> _What to do_
Reproduce the listing below without changes, except that pictures are left out.

> _Stored entries_

◆ ◆ ◆ ◆ ◆ ◆ ◆

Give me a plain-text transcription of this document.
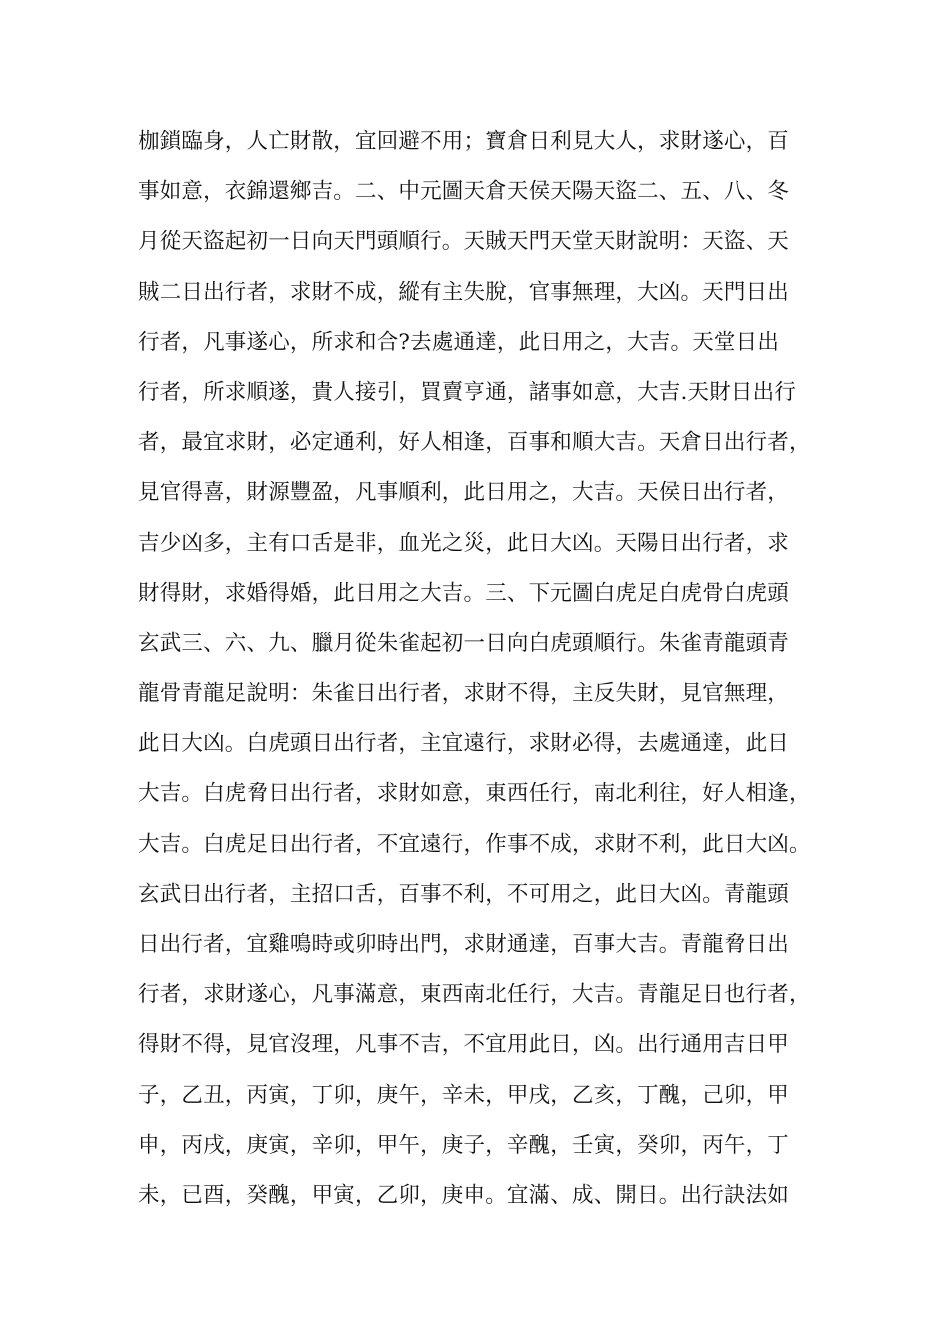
枷鎖臨身，人亡財散，宜回避不用；寶倉日利見大人，求財遂心，百
事如意，衣錦還鄉吉。二、中元圖天倉天侯天陽天盜二、五、八、冬
月從天盜起初一日向天門頭順行。天賊天門天堂天財說明：天盜、天
賊二日出行者，求財不成，縱有主失脫，官事無理，大凶。天門日出
行者，凡事遂心，所求和合?去處通達，此日用之，大吉。天堂日出
行者，所求順遂，貴人接引，買賣亨通，諸事如意，大吉.天財日出行
者，最宜求財，必定通利，好人相逢，百事和順大吉。天倉日出行者，
見官得喜，財源豐盈，凡事順利，此日用之，大吉。天侯日出行者，
吉少凶多，主有口舌是非，血光之災，此日大凶。天陽日出行者，求
財得財，求婚得婚，此日用之大吉。三、下元圖白虎足白虎骨白虎頭
玄武三、六、九、臘月從朱雀起初一日向白虎頭順行。朱雀青龍頭青
龍骨青龍足說明：朱雀日出行者，求財不得，主反失財，見官無理，
此日大凶。白虎頭日出行者，主宜遠行，求財必得，去處通達，此日
大吉。白虎脅日出行者，求財如意，東西任行，南北利往，好人相逢，
大吉。白虎足日出行者，不宜遠行，作事不成，求財不利，此日大凶。
玄武日出行者，主招口舌，百事不利，不可用之，此日大凶。青龍頭
日出行者，宜雞鳴時或卯時出門，求財通達，百事大吉。青龍脅日出
行者，求財遂心，凡事滿意，東西南北任行，大吉。青龍足日也行者，
得財不得，見官沒理，凡事不吉，不宜用此日，凶。出行通用吉日甲
子，乙丑，丙寅，丁卯，庚午，辛未，甲戌，乙亥，丁醜，己卯，甲
申，丙戌，庚寅，辛卯，甲午，庚子，辛醜，壬寅，癸卯，丙午，丁
未，已酉，癸醜，甲寅，乙卯，庚申。宜滿、成、開日。出行訣法如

◆ ◆ ◆ ◆ ◆ ◆ ◆

> _The reply_
Give me a plain-text transcription of this document.
枷鎖臨身，人亡財散，宜回避不用；寶倉日利見大人，求財遂心，百
事如意，衣錦還鄉吉。二、中元圖天倉天侯天陽天盜二、五、八、冬
月從天盜起初一日向天門頭順行。天賊天門天堂天財說明：天盜、天
賊二日出行者，求財不成，縱有主失脫，官事無理，大凶。天門日出
行者，凡事遂心，所求和合?去處通達，此日用之，大吉。天堂日出
行者，所求順遂，貴人接引，買賣亨通，諸事如意，大吉.天財日出行
者，最宜求財，必定通利，好人相逢，百事和順大吉。天倉日出行者，
見官得喜，財源豐盈，凡事順利，此日用之，大吉。天侯日出行者，
吉少凶多，主有口舌是非，血光之災，此日大凶。天陽日出行者，求
財得財，求婚得婚，此日用之大吉。三、下元圖白虎足白虎骨白虎頭
玄武三、六、九、臘月從朱雀起初一日向白虎頭順行。朱雀青龍頭青
龍骨青龍足說明：朱雀日出行者，求財不得，主反失財，見官無理，
此日大凶。白虎頭日出行者，主宜遠行，求財必得，去處通達，此日
大吉。白虎脅日出行者，求財如意，東西任行，南北利往，好人相逢，
大吉。白虎足日出行者，不宜遠行，作事不成，求財不利，此日大凶。
玄武日出行者，主招口舌，百事不利，不可用之，此日大凶。青龍頭
日出行者，宜雞鳴時或卯時出門，求財通達，百事大吉。青龍脅日出
行者，求財遂心，凡事滿意，東西南北任行，大吉。青龍足日也行者，
得財不得，見官沒理，凡事不吉，不宜用此日，凶。出行通用吉日甲
子，乙丑，丙寅，丁卯，庚午，辛未，甲戌，乙亥，丁醜，己卯，甲
申，丙戌，庚寅，辛卯，甲午，庚子，辛醜，壬寅，癸卯，丙午，丁
未，已酉，癸醜，甲寅，乙卯，庚申。宜滿、成、開日。出行訣法如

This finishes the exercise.